AIM OF THE EXERCISE: Quote every line of the data below as it stands, omitting pictures.
— start of PROVIDED MATERIAL —
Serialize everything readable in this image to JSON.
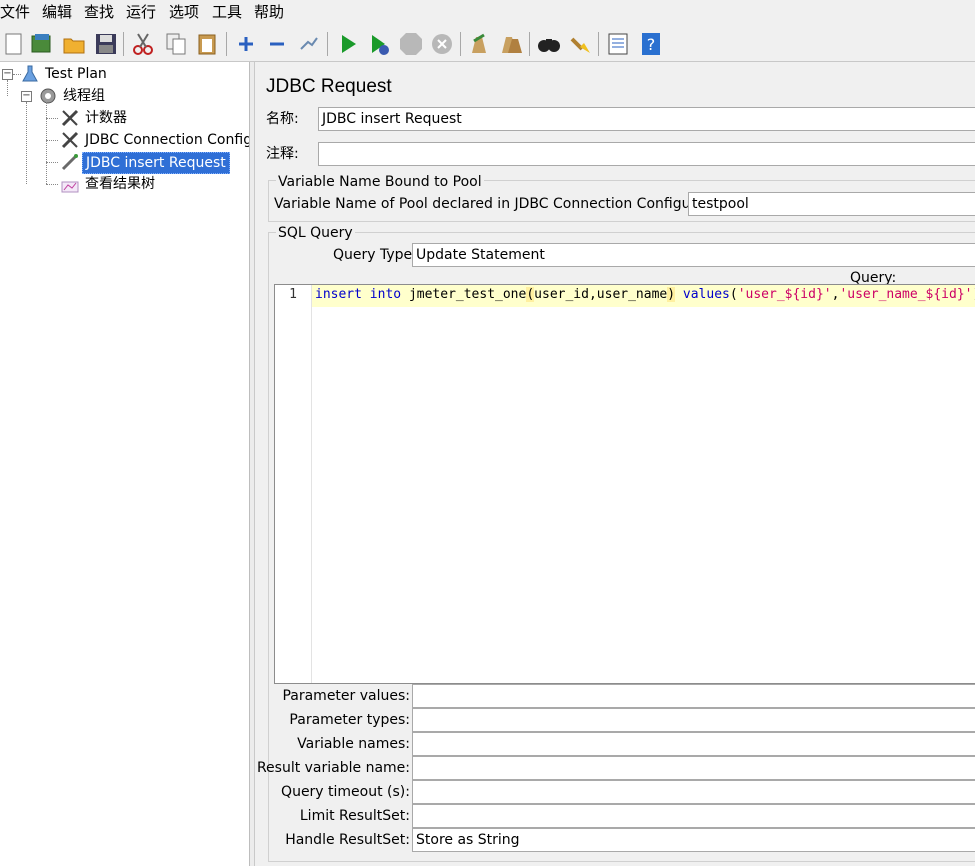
{
  "menu": [
    "文件",
    "编辑",
    "查找",
    "运行",
    "选项",
    "工具",
    "帮助"
  ],
  "toolbar": {
    "icons": [
      "new-icon",
      "templates-icon",
      "open-icon",
      "save-icon",
      "cut-icon",
      "copy-icon",
      "paste-icon",
      "expand-icon",
      "collapse-icon",
      "toggle-icon",
      "start-icon",
      "start-no-pause-icon",
      "stop-icon",
      "shutdown-icon",
      "clear-icon",
      "clear-all-icon",
      "search-icon",
      "reset-search-icon",
      "function-helper-icon",
      "help-icon"
    ]
  },
  "tree": {
    "root": "Test Plan",
    "thread_group": "线程组",
    "items": [
      {
        "label": "计数器",
        "icon": "counter-icon"
      },
      {
        "label": "JDBC Connection Configura",
        "icon": "config-icon"
      },
      {
        "label": "JDBC insert Request",
        "icon": "sampler-icon",
        "selected": true
      },
      {
        "label": "查看结果树",
        "icon": "listener-icon"
      }
    ]
  },
  "panel": {
    "title": "JDBC Request",
    "name_label": "名称:",
    "name_value": "JDBC insert Request",
    "comment_label": "注释:",
    "comment_value": "",
    "pool_group_title": "Variable Name Bound to Pool",
    "pool_label": "Variable Name of Pool declared in JDBC Connection Configuration:",
    "pool_value": "testpool",
    "sql_group_title": "SQL Query",
    "query_type_label": "Query Type:",
    "query_type_value": "Update Statement",
    "query_label": "Query:",
    "line_number": "1",
    "code": {
      "kw1": "insert",
      "kw2": "into",
      "ident": "jmeter_test_one",
      "paren_open": "(",
      "cols": "user_id,user_name",
      "paren_close": ")",
      "kw3": "values",
      "vals_open": "(",
      "str1": "'user_${id}'",
      "comma": ",",
      "str2": "'user_name_${id}'",
      "vals_close": ");"
    },
    "params": [
      {
        "label": "Parameter values:",
        "value": ""
      },
      {
        "label": "Parameter types:",
        "value": ""
      },
      {
        "label": "Variable names:",
        "value": ""
      },
      {
        "label": "Result variable name:",
        "value": ""
      },
      {
        "label": "Query timeout (s):",
        "value": ""
      },
      {
        "label": "Limit ResultSet:",
        "value": ""
      },
      {
        "label": "Handle ResultSet:",
        "value": "Store as String"
      }
    ]
  }
}
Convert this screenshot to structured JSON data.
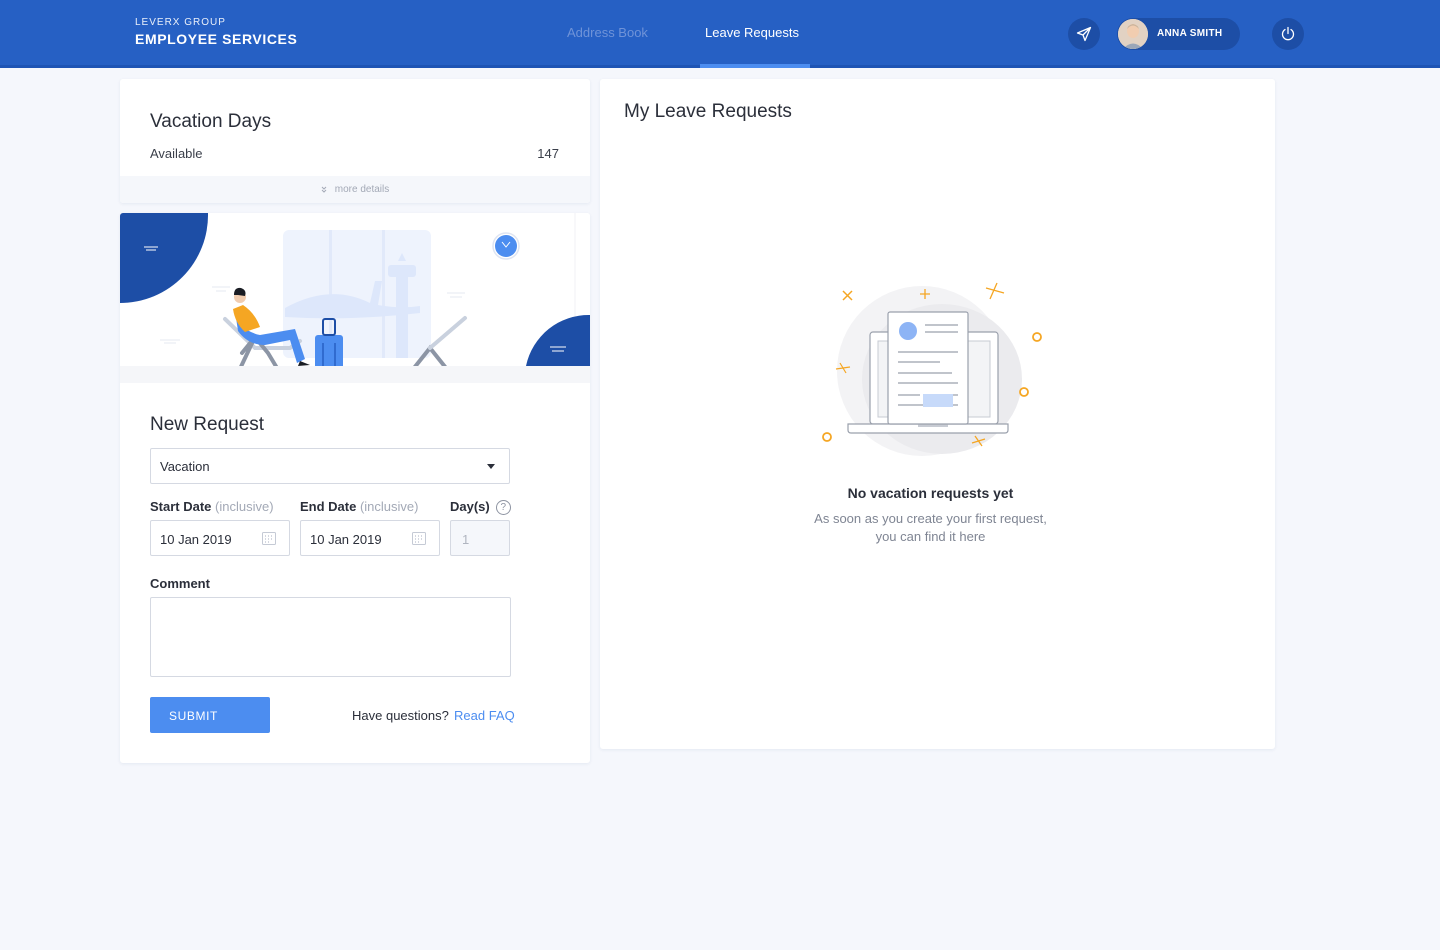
— end of PROVIDED MATERIAL —
TASK RESPONSE:
Serialize everything readable in this image to JSON.
{
  "menu": [
    "文件",
    "编辑",
    "查找",
    "运行",
    "选项",
    "工具",
    "帮助"
  ],
  "toolbar": {
    "icons": [
      "new-icon",
      "templates-icon",
      "open-icon",
      "save-icon",
      "cut-icon",
      "copy-icon",
      "paste-icon",
      "expand-icon",
      "collapse-icon",
      "toggle-icon",
      "start-icon",
      "start-no-pause-icon",
      "stop-icon",
      "shutdown-icon",
      "clear-icon",
      "clear-all-icon",
      "search-icon",
      "reset-search-icon",
      "function-helper-icon",
      "help-icon"
    ]
  },
  "tree": {
    "root": "Test Plan",
    "thread_group": "线程组",
    "items": [
      {
        "label": "计数器",
        "icon": "counter-icon"
      },
      {
        "label": "JDBC Connection Configura",
        "icon": "config-icon"
      },
      {
        "label": "JDBC insert Request",
        "icon": "sampler-icon",
        "selected": true
      },
      {
        "label": "查看结果树",
        "icon": "listener-icon"
      }
    ]
  },
  "panel": {
    "title": "JDBC Request",
    "name_label": "名称:",
    "name_value": "JDBC insert Request",
    "comment_label": "注释:",
    "comment_value": "",
    "pool_group_title": "Variable Name Bound to Pool",
    "pool_label": "Variable Name of Pool declared in JDBC Connection Configuration:",
    "pool_value": "testpool",
    "sql_group_title": "SQL Query",
    "query_type_label": "Query Type:",
    "query_type_value": "Update Statement",
    "query_label": "Query:",
    "line_number": "1",
    "code": {
      "kw1": "insert",
      "kw2": "into",
      "ident": "jmeter_test_one",
      "paren_open": "(",
      "cols": "user_id,user_name",
      "paren_close": ")",
      "kw3": "values",
      "vals_open": "(",
      "str1": "'user_${id}'",
      "comma": ",",
      "str2": "'user_name_${id}'",
      "vals_close": ");"
    },
    "params": [
      {
        "label": "Parameter values:",
        "value": ""
      },
      {
        "label": "Parameter types:",
        "value": ""
      },
      {
        "label": "Variable names:",
        "value": ""
      },
      {
        "label": "Result variable name:",
        "value": ""
      },
      {
        "label": "Query timeout (s):",
        "value": ""
      },
      {
        "label": "Limit ResultSet:",
        "value": ""
      },
      {
        "label": "Handle ResultSet:",
        "value": "Store as String"
      }
    ]
  }
}
Convert this screenshot to structured JSON data.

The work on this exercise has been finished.